Dataset excerpt

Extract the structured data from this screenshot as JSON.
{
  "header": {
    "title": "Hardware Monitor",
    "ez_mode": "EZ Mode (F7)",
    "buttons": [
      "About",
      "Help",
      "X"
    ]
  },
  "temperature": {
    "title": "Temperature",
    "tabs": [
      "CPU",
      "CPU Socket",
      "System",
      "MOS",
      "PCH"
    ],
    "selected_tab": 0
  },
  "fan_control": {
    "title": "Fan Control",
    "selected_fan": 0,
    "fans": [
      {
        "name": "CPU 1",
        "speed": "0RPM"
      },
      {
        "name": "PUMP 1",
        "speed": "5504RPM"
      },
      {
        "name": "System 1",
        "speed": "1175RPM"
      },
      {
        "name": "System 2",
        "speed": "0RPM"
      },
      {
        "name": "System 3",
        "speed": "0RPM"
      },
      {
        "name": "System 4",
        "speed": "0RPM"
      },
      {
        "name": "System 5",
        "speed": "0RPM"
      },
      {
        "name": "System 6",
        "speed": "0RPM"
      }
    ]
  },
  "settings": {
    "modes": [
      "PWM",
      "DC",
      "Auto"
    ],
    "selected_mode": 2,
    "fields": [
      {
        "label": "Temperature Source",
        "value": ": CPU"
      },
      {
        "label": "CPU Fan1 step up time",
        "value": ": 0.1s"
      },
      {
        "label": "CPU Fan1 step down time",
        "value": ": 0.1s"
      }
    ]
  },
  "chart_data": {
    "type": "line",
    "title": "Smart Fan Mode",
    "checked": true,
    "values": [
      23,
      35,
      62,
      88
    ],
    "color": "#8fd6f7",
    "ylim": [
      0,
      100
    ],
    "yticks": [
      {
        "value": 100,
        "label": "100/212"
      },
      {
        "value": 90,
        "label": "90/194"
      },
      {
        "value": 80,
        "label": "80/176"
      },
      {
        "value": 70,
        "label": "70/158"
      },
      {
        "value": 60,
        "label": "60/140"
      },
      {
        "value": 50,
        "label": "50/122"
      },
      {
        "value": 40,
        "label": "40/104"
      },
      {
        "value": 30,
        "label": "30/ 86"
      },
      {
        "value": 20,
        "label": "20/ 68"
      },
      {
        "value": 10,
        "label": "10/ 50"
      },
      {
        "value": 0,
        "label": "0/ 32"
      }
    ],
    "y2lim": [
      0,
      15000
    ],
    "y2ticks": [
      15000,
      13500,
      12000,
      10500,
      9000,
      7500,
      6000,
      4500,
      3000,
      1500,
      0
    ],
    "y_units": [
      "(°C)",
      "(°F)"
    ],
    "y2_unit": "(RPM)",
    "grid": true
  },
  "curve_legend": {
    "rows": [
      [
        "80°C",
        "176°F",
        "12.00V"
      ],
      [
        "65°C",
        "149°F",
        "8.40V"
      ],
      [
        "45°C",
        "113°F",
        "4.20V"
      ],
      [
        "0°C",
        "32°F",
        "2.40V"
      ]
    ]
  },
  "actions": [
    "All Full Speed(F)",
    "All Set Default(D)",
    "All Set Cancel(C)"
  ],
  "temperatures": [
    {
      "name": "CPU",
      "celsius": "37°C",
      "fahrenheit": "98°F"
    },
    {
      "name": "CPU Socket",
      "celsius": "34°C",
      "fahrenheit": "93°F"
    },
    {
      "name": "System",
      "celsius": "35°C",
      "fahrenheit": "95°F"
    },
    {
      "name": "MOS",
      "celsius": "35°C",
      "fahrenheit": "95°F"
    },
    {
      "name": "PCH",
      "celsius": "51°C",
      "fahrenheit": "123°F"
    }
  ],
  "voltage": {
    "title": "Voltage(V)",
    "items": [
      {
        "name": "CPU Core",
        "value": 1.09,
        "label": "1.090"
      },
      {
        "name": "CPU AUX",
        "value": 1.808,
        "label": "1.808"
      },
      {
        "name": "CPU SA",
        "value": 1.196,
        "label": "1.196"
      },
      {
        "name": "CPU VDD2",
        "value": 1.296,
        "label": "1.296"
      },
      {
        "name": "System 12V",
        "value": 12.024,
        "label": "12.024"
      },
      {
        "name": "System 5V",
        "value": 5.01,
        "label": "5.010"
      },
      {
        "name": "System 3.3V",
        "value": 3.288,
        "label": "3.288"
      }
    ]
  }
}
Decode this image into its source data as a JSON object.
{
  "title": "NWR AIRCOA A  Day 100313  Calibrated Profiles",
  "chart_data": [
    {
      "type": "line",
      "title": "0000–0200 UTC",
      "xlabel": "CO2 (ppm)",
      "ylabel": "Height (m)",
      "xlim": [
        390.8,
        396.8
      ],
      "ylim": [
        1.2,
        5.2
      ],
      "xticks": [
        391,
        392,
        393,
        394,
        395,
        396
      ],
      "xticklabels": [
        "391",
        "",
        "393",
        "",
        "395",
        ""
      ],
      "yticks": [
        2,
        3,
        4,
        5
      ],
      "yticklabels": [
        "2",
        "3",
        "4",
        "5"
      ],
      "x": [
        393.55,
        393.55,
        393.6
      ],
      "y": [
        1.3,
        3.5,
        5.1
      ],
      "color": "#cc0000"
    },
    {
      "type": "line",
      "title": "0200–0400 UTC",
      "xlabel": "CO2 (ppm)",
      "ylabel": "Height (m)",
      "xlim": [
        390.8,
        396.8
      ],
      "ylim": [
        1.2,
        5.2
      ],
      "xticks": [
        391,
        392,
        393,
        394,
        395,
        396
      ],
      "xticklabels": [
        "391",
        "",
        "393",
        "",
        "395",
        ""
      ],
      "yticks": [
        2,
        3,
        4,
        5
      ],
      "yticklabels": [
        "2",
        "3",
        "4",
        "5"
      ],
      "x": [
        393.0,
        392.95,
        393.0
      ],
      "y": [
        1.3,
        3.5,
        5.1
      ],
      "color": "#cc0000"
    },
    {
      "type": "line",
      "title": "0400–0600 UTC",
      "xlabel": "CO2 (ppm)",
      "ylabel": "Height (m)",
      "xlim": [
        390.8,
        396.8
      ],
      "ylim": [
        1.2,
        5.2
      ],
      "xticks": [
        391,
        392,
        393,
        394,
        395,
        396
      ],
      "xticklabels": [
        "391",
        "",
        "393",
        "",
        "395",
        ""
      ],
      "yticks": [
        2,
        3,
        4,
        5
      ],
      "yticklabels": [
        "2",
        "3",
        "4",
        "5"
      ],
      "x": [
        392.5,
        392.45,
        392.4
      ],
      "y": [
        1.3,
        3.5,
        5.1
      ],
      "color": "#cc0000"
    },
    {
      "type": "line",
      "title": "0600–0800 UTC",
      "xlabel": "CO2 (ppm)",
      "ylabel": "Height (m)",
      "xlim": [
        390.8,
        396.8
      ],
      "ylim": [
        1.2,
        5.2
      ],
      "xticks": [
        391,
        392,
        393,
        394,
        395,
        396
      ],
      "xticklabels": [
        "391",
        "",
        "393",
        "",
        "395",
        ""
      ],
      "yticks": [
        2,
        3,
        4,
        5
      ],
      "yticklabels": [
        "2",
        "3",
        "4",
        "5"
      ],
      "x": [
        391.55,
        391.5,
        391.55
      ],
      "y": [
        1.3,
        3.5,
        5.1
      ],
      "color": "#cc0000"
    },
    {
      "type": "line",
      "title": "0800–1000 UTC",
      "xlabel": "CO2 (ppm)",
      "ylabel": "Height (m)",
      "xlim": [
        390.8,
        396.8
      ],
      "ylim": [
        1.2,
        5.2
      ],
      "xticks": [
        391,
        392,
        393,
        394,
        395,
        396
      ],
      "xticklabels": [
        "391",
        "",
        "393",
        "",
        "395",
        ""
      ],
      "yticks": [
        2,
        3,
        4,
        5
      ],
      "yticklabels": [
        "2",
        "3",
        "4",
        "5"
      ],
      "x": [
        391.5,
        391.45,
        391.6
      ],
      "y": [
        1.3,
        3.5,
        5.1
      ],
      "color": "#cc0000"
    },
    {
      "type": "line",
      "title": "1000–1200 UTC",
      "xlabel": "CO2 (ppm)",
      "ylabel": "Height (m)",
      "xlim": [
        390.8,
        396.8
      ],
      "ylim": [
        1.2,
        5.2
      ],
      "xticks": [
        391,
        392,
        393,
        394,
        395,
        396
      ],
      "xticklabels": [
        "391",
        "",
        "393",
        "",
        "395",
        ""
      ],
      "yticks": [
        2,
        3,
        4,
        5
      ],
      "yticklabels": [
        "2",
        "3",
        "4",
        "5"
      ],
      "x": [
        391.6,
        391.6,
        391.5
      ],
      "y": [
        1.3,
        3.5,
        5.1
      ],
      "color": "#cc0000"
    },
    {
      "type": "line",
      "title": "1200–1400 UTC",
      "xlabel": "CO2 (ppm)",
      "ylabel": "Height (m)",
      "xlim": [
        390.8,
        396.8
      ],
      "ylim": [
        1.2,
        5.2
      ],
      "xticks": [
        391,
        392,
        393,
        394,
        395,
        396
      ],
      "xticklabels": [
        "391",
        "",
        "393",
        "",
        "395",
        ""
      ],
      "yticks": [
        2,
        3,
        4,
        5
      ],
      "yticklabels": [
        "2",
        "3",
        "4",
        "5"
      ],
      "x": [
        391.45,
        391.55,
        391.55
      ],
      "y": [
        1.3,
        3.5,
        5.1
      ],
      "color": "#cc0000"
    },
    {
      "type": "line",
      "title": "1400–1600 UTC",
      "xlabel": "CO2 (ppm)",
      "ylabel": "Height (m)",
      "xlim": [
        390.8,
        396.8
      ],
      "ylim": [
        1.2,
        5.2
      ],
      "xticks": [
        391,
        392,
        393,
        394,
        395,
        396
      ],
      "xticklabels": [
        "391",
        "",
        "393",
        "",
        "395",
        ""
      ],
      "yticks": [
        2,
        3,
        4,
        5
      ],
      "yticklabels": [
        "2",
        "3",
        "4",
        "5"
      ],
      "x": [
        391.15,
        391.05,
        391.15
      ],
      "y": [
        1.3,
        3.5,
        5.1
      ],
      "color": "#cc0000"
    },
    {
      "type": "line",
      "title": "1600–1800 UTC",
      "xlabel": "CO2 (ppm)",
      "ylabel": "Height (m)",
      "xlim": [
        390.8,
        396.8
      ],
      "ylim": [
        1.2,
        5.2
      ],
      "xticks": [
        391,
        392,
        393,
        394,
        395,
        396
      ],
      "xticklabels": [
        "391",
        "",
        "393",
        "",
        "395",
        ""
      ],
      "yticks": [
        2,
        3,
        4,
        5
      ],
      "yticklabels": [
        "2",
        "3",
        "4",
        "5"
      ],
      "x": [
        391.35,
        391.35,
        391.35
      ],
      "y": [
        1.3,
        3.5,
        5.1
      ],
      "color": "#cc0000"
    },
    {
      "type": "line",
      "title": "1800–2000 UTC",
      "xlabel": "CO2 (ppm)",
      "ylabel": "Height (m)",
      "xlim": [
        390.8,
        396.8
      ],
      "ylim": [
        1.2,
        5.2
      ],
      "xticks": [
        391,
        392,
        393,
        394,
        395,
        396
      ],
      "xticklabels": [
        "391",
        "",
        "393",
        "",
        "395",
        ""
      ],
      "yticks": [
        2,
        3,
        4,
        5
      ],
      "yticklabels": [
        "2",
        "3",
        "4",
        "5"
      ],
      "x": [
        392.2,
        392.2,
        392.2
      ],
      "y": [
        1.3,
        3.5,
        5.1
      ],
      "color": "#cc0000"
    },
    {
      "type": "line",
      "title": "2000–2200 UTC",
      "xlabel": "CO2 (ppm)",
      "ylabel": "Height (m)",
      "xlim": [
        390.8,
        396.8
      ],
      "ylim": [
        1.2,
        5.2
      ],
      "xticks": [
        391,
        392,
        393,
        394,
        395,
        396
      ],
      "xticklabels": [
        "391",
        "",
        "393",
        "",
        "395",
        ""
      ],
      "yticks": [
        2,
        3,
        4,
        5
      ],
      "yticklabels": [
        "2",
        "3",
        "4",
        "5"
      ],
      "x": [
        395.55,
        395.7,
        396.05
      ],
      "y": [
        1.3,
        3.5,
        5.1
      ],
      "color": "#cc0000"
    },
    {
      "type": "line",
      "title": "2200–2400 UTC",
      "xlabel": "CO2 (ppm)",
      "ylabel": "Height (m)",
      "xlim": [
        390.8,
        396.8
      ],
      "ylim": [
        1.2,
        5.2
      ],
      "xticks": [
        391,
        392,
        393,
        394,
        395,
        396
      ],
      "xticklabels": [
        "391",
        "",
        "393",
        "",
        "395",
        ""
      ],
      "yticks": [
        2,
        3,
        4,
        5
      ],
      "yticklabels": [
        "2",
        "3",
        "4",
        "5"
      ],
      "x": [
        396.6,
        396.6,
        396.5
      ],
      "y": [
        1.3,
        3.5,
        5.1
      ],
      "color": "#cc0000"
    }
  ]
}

**WHAT NEEDS TO BE DONE:**
Scan the material above. Return every line containing the string "JSON".

**OUTPUT BELOW:**
Extract the structured data from this screenshot as JSON.
Decode this image into its source data as a JSON object.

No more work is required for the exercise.